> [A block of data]
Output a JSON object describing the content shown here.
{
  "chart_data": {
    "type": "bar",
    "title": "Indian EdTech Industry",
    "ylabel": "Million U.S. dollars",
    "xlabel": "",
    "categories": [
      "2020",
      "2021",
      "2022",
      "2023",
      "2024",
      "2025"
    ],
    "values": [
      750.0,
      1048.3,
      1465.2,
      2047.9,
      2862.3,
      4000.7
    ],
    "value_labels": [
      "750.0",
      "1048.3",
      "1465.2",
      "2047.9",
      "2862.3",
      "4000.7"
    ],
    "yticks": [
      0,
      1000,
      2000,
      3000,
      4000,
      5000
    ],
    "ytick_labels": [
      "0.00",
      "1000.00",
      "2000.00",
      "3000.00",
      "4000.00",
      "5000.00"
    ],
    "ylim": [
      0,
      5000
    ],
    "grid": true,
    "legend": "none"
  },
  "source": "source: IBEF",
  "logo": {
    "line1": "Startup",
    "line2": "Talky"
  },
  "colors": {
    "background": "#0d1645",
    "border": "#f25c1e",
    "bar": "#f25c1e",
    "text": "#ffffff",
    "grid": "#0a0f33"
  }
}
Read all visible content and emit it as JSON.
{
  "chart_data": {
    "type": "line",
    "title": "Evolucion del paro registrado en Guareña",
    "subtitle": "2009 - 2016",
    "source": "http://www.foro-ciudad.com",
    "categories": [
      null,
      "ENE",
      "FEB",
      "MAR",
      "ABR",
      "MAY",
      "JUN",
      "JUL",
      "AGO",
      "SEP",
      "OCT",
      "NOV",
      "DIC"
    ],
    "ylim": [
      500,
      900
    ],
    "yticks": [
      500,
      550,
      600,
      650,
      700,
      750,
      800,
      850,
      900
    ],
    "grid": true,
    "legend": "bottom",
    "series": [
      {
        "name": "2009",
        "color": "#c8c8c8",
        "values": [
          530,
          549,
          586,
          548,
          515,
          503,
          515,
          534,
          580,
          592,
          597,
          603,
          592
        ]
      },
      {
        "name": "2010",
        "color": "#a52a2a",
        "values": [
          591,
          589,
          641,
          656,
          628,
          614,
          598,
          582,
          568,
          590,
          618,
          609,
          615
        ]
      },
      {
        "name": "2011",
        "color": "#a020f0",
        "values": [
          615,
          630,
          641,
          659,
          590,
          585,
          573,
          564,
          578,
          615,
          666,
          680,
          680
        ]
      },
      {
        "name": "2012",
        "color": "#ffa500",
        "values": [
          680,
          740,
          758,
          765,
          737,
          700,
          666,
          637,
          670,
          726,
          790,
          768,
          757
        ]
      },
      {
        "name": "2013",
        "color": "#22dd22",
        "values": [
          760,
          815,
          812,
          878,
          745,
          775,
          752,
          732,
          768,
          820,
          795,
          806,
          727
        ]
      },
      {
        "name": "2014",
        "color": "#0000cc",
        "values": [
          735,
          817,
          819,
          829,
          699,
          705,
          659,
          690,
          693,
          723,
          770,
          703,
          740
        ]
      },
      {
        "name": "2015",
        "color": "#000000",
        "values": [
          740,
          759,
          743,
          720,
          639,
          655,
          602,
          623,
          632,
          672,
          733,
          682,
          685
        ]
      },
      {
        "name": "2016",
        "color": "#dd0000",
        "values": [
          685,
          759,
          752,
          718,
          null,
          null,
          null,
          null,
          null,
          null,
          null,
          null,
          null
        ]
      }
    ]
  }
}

> [Exercise brief] Exactly as written above, please repeat the entries.

> [Answer for the task]
Output a JSON object describing the content shown here.
{
  "chart_data": {
    "type": "bar",
    "title": "Indian EdTech Industry",
    "ylabel": "Million U.S. dollars",
    "xlabel": "",
    "categories": [
      "2020",
      "2021",
      "2022",
      "2023",
      "2024",
      "2025"
    ],
    "values": [
      750.0,
      1048.3,
      1465.2,
      2047.9,
      2862.3,
      4000.7
    ],
    "value_labels": [
      "750.0",
      "1048.3",
      "1465.2",
      "2047.9",
      "2862.3",
      "4000.7"
    ],
    "yticks": [
      0,
      1000,
      2000,
      3000,
      4000,
      5000
    ],
    "ytick_labels": [
      "0.00",
      "1000.00",
      "2000.00",
      "3000.00",
      "4000.00",
      "5000.00"
    ],
    "ylim": [
      0,
      5000
    ],
    "grid": true,
    "legend": "none"
  },
  "source": "source: IBEF",
  "logo": {
    "line1": "Startup",
    "line2": "Talky"
  },
  "colors": {
    "background": "#0d1645",
    "border": "#f25c1e",
    "bar": "#f25c1e",
    "text": "#ffffff",
    "grid": "#0a0f33"
  }
}
Read all visible content and emit it as JSON.
{
  "chart_data": {
    "type": "line",
    "title": "Evolucion del paro registrado en Guareña",
    "subtitle": "2009 - 2016",
    "source": "http://www.foro-ciudad.com",
    "categories": [
      null,
      "ENE",
      "FEB",
      "MAR",
      "ABR",
      "MAY",
      "JUN",
      "JUL",
      "AGO",
      "SEP",
      "OCT",
      "NOV",
      "DIC"
    ],
    "ylim": [
      500,
      900
    ],
    "yticks": [
      500,
      550,
      600,
      650,
      700,
      750,
      800,
      850,
      900
    ],
    "grid": true,
    "legend": "bottom",
    "series": [
      {
        "name": "2009",
        "color": "#c8c8c8",
        "values": [
          530,
          549,
          586,
          548,
          515,
          503,
          515,
          534,
          580,
          592,
          597,
          603,
          592
        ]
      },
      {
        "name": "2010",
        "color": "#a52a2a",
        "values": [
          591,
          589,
          641,
          656,
          628,
          614,
          598,
          582,
          568,
          590,
          618,
          609,
          615
        ]
      },
      {
        "name": "2011",
        "color": "#a020f0",
        "values": [
          615,
          630,
          641,
          659,
          590,
          585,
          573,
          564,
          578,
          615,
          666,
          680,
          680
        ]
      },
      {
        "name": "2012",
        "color": "#ffa500",
        "values": [
          680,
          740,
          758,
          765,
          737,
          700,
          666,
          637,
          670,
          726,
          790,
          768,
          757
        ]
      },
      {
        "name": "2013",
        "color": "#22dd22",
        "values": [
          760,
          815,
          812,
          878,
          745,
          775,
          752,
          732,
          768,
          820,
          795,
          806,
          727
        ]
      },
      {
        "name": "2014",
        "color": "#0000cc",
        "values": [
          735,
          817,
          819,
          829,
          699,
          705,
          659,
          690,
          693,
          723,
          770,
          703,
          740
        ]
      },
      {
        "name": "2015",
        "color": "#000000",
        "values": [
          740,
          759,
          743,
          720,
          639,
          655,
          602,
          623,
          632,
          672,
          733,
          682,
          685
        ]
      },
      {
        "name": "2016",
        "color": "#dd0000",
        "values": [
          685,
          759,
          752,
          718,
          null,
          null,
          null,
          null,
          null,
          null,
          null,
          null,
          null
        ]
      }
    ]
  }
}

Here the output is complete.